* _Exercise_
Exclude the pictures, then copy all remaining records exactly.

**** Record list

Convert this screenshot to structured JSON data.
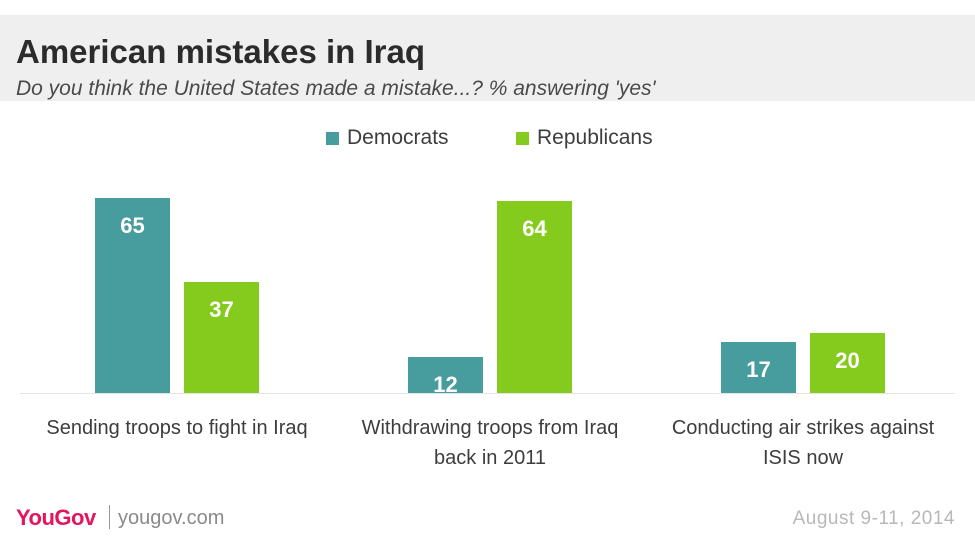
{
  "header": {
    "title": "American mistakes in Iraq",
    "subtitle": "Do you think the United States made a mistake...? % answering 'yes'"
  },
  "chart_data": {
    "type": "bar",
    "categories": [
      [
        "Sending troops to fight in Iraq"
      ],
      [
        "Withdrawing troops from Iraq",
        "back in 2011"
      ],
      [
        "Conducting air strikes against",
        "ISIS now"
      ]
    ],
    "series": [
      {
        "name": "Democrats",
        "color": "#479c9e",
        "values": [
          65,
          12,
          17
        ]
      },
      {
        "name": "Republicans",
        "color": "#84cb1d",
        "values": [
          37,
          64,
          20
        ]
      }
    ],
    "ylim": [
      0,
      100
    ],
    "grid": false,
    "legend": "top-center",
    "data_labels": true
  },
  "footer": {
    "logo": "YouGov",
    "site": "yougov.com",
    "date": "August 9-11, 2014"
  }
}
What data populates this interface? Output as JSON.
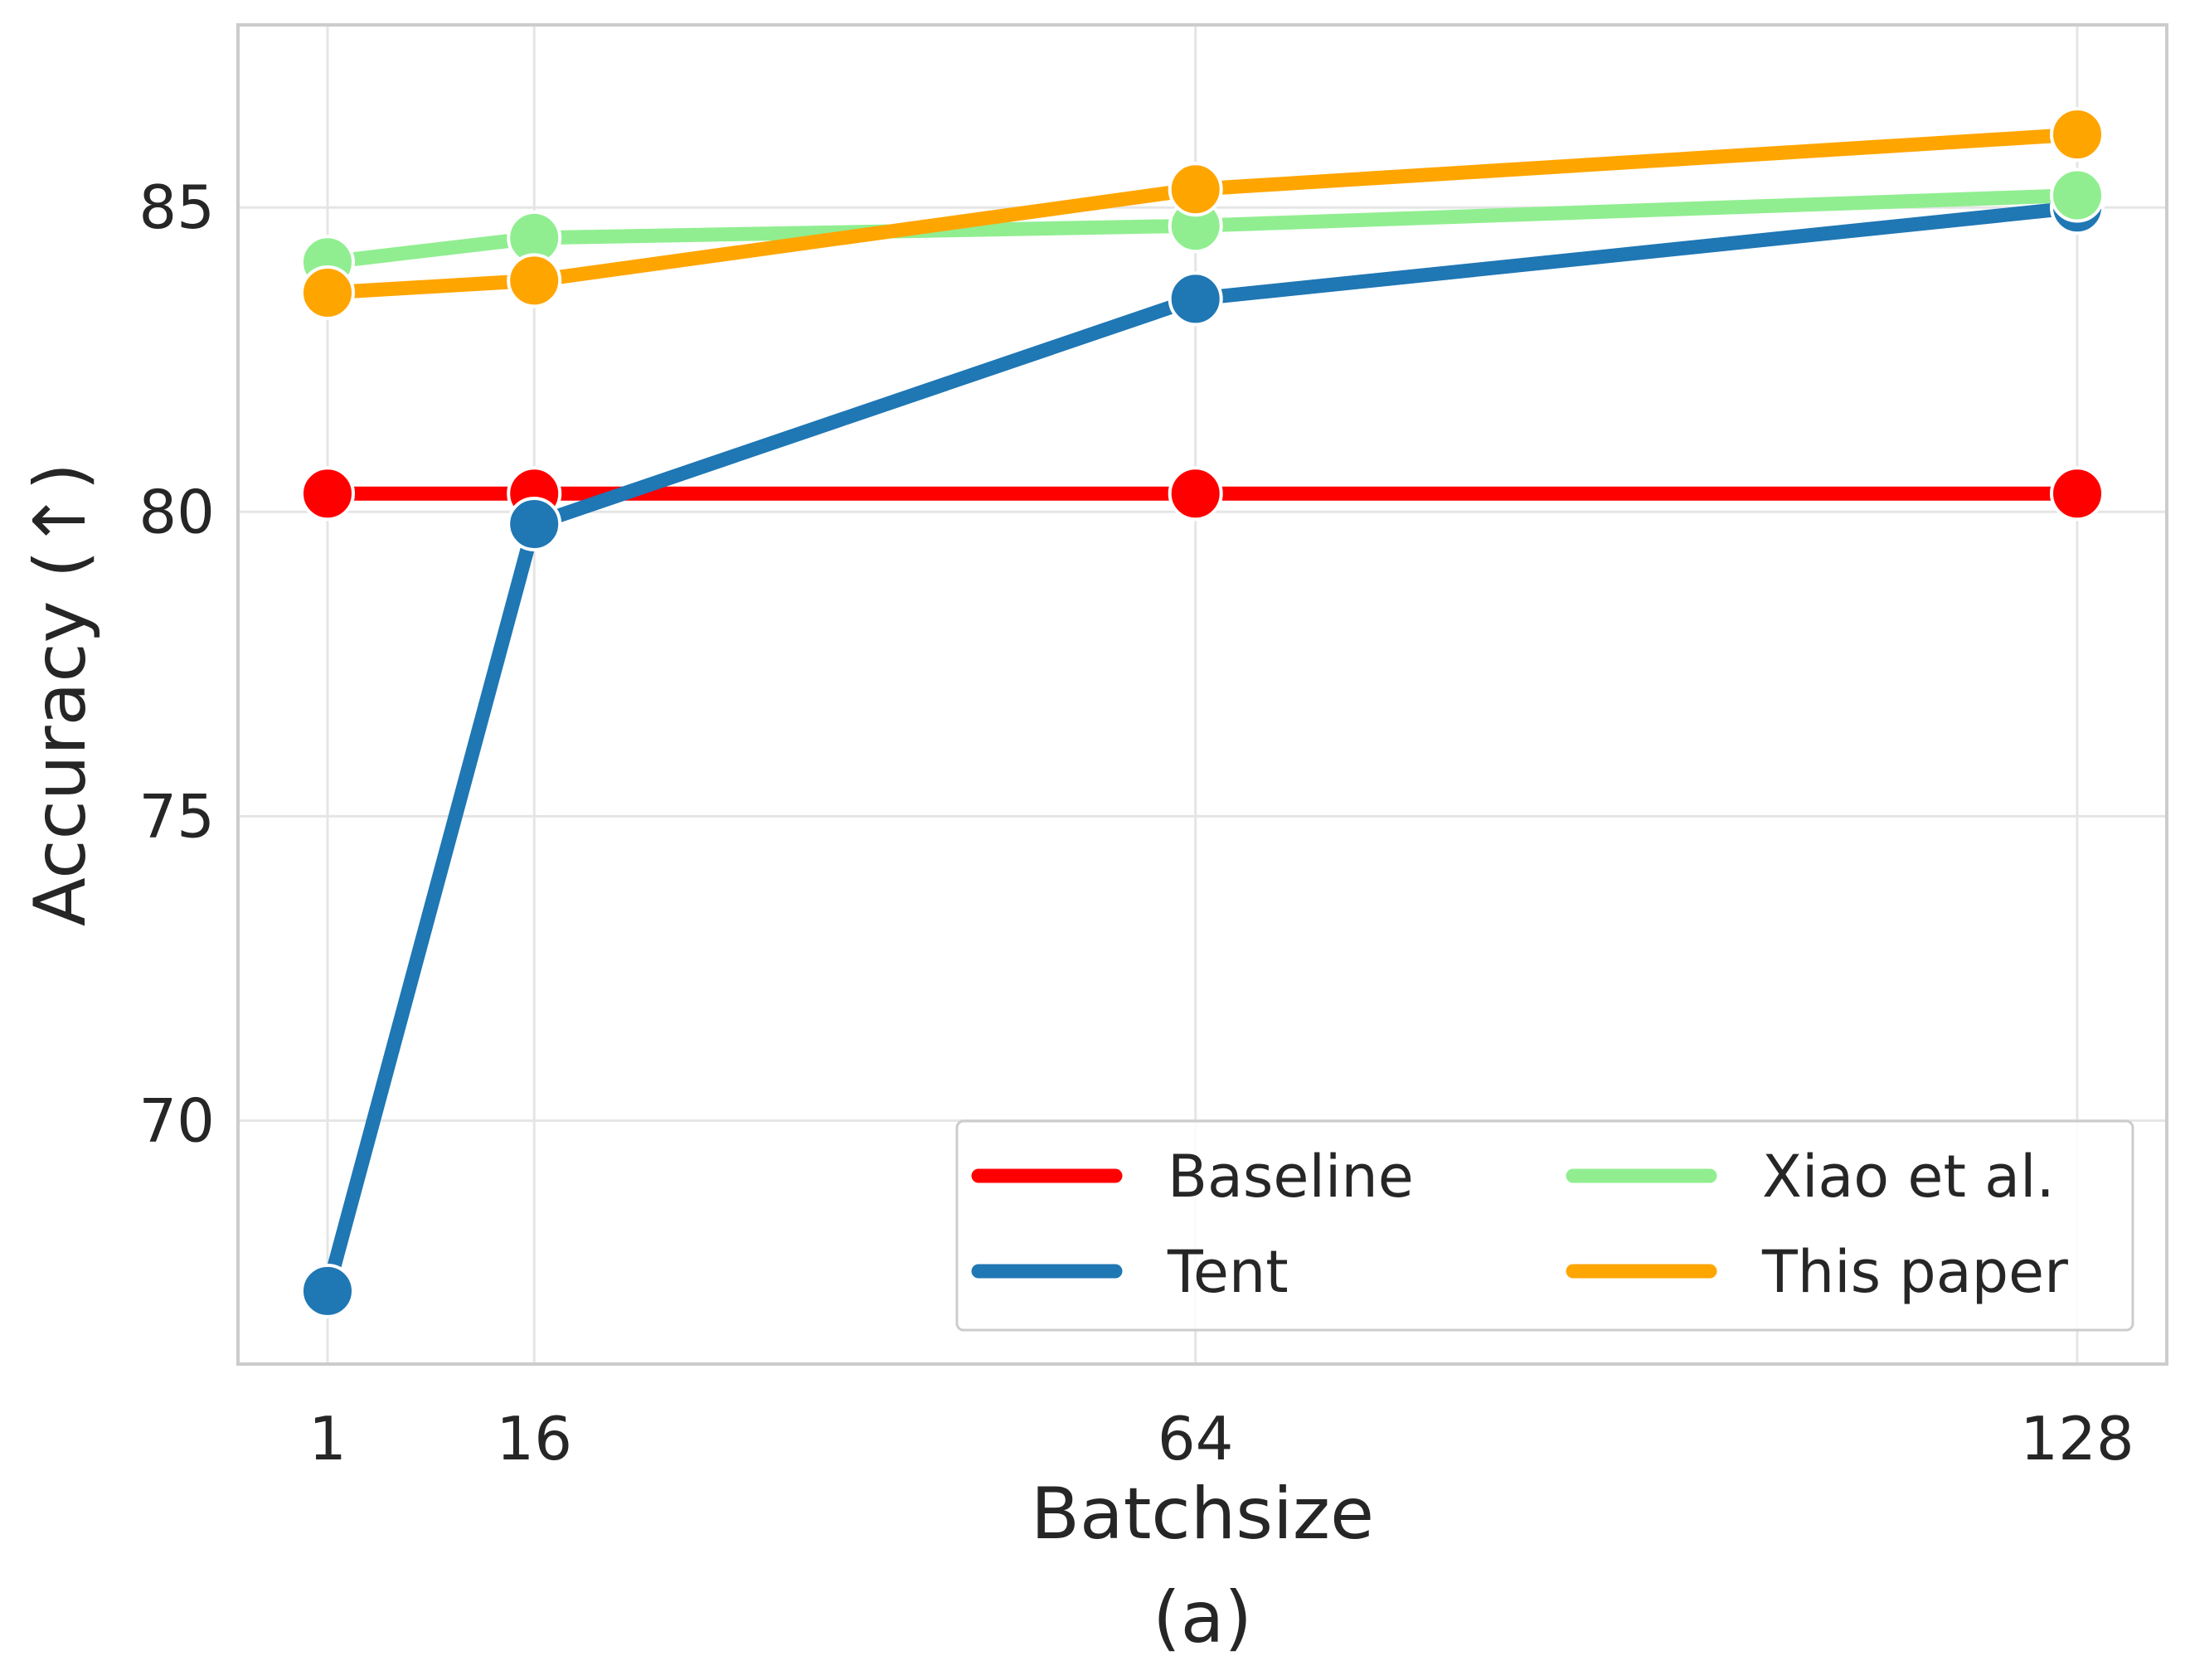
{
  "caption": "(a)",
  "chart_data": {
    "type": "line",
    "title": "",
    "xlabel": "Batchsize",
    "ylabel": "Accuracy (↑)",
    "x": [
      1,
      16,
      64,
      128
    ],
    "x_tick_labels": [
      "1",
      "16",
      "64",
      "128"
    ],
    "xlim": [
      -5.5,
      134.5
    ],
    "ylim": [
      66,
      88
    ],
    "y_ticks": [
      70,
      75,
      80,
      85
    ],
    "y_tick_labels": [
      "70",
      "75",
      "80",
      "85"
    ],
    "grid": true,
    "legend_position": "lower-right",
    "legend_columns": 2,
    "series": [
      {
        "name": "Baseline",
        "color": "#ff0000",
        "values": [
          80.3,
          80.3,
          80.3,
          80.3
        ]
      },
      {
        "name": "Tent",
        "color": "#1f77b4",
        "values": [
          67.2,
          79.8,
          83.5,
          85.0
        ]
      },
      {
        "name": "Xiao et al.",
        "color": "#90ee90",
        "values": [
          84.1,
          84.5,
          84.7,
          85.2
        ]
      },
      {
        "name": "This paper",
        "color": "#ffa500",
        "values": [
          83.6,
          83.8,
          85.3,
          86.2
        ]
      }
    ]
  }
}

********

* _Expected output_
Convert this screenshot to structured JSON data.
{
  "header": {
    "title": "American mistakes in Iraq",
    "subtitle": "Do you think the United States made a mistake...? % answering 'yes'"
  },
  "chart_data": {
    "type": "bar",
    "categories": [
      [
        "Sending troops to fight in Iraq"
      ],
      [
        "Withdrawing troops from Iraq",
        "back in 2011"
      ],
      [
        "Conducting air strikes against",
        "ISIS now"
      ]
    ],
    "series": [
      {
        "name": "Democrats",
        "color": "#479c9e",
        "values": [
          65,
          12,
          17
        ]
      },
      {
        "name": "Republicans",
        "color": "#84cb1d",
        "values": [
          37,
          64,
          20
        ]
      }
    ],
    "ylim": [
      0,
      100
    ],
    "grid": false,
    "legend": "top-center",
    "data_labels": true
  },
  "footer": {
    "logo": "YouGov",
    "site": "yougov.com",
    "date": "August 9-11, 2014"
  }
}
What data populates this interface? Output as JSON.
{
  "caption": "(a)",
  "chart_data": {
    "type": "line",
    "title": "",
    "xlabel": "Batchsize",
    "ylabel": "Accuracy (↑)",
    "x": [
      1,
      16,
      64,
      128
    ],
    "x_tick_labels": [
      "1",
      "16",
      "64",
      "128"
    ],
    "xlim": [
      -5.5,
      134.5
    ],
    "ylim": [
      66,
      88
    ],
    "y_ticks": [
      70,
      75,
      80,
      85
    ],
    "y_tick_labels": [
      "70",
      "75",
      "80",
      "85"
    ],
    "grid": true,
    "legend_position": "lower-right",
    "legend_columns": 2,
    "series": [
      {
        "name": "Baseline",
        "color": "#ff0000",
        "values": [
          80.3,
          80.3,
          80.3,
          80.3
        ]
      },
      {
        "name": "Tent",
        "color": "#1f77b4",
        "values": [
          67.2,
          79.8,
          83.5,
          85.0
        ]
      },
      {
        "name": "Xiao et al.",
        "color": "#90ee90",
        "values": [
          84.1,
          84.5,
          84.7,
          85.2
        ]
      },
      {
        "name": "This paper",
        "color": "#ffa500",
        "values": [
          83.6,
          83.8,
          85.3,
          86.2
        ]
      }
    ]
  }
}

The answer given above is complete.